-- start Provided records --
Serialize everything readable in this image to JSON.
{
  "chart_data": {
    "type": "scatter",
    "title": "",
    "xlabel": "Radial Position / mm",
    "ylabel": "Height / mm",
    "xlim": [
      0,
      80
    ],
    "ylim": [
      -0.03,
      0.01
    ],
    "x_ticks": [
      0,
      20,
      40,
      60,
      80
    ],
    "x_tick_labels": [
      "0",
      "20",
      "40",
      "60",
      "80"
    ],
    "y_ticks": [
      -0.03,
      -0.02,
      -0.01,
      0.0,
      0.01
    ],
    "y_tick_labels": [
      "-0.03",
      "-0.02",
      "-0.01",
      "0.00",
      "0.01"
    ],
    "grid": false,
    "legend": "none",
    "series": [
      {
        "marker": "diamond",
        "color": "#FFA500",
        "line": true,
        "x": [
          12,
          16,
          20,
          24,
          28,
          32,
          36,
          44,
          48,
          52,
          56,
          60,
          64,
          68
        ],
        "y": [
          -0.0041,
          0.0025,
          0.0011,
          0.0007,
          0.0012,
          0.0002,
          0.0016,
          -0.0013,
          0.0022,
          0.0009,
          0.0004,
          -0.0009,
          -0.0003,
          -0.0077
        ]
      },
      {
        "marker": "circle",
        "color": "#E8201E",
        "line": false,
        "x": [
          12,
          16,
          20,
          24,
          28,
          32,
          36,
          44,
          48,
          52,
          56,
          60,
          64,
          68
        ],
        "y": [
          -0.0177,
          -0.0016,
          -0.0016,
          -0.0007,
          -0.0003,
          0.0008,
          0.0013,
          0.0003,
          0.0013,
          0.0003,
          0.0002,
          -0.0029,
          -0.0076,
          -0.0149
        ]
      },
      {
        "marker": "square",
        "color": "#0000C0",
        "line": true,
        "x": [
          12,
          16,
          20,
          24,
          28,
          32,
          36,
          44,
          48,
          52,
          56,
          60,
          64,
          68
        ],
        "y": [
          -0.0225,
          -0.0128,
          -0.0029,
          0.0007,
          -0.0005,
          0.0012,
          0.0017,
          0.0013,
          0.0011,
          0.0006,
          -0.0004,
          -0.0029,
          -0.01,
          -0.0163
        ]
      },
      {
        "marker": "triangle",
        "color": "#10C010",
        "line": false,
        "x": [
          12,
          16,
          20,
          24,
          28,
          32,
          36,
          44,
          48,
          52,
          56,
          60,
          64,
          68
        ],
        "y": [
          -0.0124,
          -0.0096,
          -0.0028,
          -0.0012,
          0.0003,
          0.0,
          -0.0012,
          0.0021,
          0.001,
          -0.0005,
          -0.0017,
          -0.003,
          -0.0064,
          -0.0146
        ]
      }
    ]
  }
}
-- end Provided records --
Find every line in the records above that holds the word "color", and copy each one.

        "color": "#FFA500",
        "color": "#E8201E",
        "color": "#0000C0",
        "color": "#10C010",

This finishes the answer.